▶ [TEXT SHOWN]
** start **

By Meirav Arlosoroff
We asked Ayman Seif, general director of the Authority for the Economic Development of Minorities at the Prime Minister's Office, if it's true that there aren't many Arabs in Israeli government service. Apparently it is.
Aimen Seif.
Photo by: David Bachar "We are 20% of the population, but only 7% of the employees of the state are Arabs," Seif says. In absolute numbers, out of state employees, there are only 4,200 Arabs, he says. Moreover, very few make it high in the ranks of government service.
Why is this so?
"In my opinion the situation is completely twisted. It was only in 1994 that the first positions in government were earmarked for Arab citizens. The situation has improved since then. There is a trend of hiring Arabs by government. The figures speak for themselves and Israeli governments have admitted that there has been discrimination against Arabs .... The pace is slow but we're on the right track."

** end **

▶ [DATASET RECORDS]
** start **

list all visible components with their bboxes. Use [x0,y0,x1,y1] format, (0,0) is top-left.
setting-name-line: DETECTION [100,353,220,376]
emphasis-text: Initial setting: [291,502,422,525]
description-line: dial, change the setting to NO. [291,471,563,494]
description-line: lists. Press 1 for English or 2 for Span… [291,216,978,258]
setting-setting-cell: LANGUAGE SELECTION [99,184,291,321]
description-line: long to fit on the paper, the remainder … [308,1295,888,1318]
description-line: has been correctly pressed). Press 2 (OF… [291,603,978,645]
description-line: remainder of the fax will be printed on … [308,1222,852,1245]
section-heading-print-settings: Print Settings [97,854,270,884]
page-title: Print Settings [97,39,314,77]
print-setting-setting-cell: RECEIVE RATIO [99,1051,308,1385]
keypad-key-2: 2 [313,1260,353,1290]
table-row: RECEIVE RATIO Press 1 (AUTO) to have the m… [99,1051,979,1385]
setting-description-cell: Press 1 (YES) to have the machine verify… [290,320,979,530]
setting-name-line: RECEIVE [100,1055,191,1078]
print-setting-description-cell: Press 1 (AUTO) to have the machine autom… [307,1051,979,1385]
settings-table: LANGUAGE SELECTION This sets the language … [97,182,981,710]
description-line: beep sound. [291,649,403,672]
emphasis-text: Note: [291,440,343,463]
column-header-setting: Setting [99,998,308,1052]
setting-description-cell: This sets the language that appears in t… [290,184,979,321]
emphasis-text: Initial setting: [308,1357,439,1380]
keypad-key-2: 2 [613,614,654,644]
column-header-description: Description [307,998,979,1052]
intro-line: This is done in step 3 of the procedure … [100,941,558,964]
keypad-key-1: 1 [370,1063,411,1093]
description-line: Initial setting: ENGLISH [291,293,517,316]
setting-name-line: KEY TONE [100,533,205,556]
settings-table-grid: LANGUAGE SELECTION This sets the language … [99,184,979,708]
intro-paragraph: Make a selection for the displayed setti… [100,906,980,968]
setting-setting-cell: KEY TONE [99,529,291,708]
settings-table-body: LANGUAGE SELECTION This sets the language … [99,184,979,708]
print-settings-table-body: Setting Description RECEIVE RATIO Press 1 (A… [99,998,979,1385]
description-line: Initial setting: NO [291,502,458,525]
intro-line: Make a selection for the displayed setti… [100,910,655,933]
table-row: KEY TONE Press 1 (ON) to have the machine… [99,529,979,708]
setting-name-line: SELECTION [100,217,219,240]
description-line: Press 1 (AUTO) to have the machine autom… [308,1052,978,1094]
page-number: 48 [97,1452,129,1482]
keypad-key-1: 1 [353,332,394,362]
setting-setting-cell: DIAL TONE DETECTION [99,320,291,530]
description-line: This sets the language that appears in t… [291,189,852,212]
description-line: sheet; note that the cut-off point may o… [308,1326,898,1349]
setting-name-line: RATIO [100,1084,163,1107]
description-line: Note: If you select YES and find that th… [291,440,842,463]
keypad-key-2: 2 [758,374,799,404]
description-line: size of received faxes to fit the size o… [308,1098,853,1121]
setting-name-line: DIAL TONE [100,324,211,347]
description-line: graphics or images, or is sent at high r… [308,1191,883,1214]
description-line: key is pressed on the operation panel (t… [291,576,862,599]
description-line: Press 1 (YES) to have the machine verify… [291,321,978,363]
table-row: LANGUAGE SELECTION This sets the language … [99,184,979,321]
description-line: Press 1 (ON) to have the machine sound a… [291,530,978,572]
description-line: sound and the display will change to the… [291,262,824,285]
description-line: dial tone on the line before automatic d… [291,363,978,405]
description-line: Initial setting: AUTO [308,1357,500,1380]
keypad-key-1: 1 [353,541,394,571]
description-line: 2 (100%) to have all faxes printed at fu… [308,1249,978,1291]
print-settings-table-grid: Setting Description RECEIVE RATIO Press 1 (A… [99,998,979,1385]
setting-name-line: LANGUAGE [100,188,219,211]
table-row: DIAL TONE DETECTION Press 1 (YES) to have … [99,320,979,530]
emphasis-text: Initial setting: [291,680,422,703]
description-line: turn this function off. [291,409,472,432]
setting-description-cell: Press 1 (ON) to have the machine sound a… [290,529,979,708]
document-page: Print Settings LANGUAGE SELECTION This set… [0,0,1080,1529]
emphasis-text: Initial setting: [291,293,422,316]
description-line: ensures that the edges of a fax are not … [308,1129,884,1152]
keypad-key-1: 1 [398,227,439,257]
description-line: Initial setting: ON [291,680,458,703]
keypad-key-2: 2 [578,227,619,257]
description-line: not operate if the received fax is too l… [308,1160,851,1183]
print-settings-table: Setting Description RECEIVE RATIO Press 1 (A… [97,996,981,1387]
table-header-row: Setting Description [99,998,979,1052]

** end **

▶ [LIST OF TASKS]
A – In the interview on Arabs in Israeli government service, in what year were government positions first set aside for Arab citizens?
B – Pick up the interview on Arabs in Israeli government service after its final sentence and write what comes next.

▶ [ANSWERS PER TASK]
A – 1994

B –
What can be done to change things?
"Government offices need to realize that it's trivial to absorb Arab academics, to encourage the Arab population to apply for government tenders. We're trying to work in both these directions.
"There is a lack of awareness, perhaps ignorance, fear of the different. That isn't just in the government sector, it's in the private sector as well. I say, let's talk about ignorance - that they don't realize there are excellent Arab academics who can provide good, efficient help in the private sphere, and the public one as well."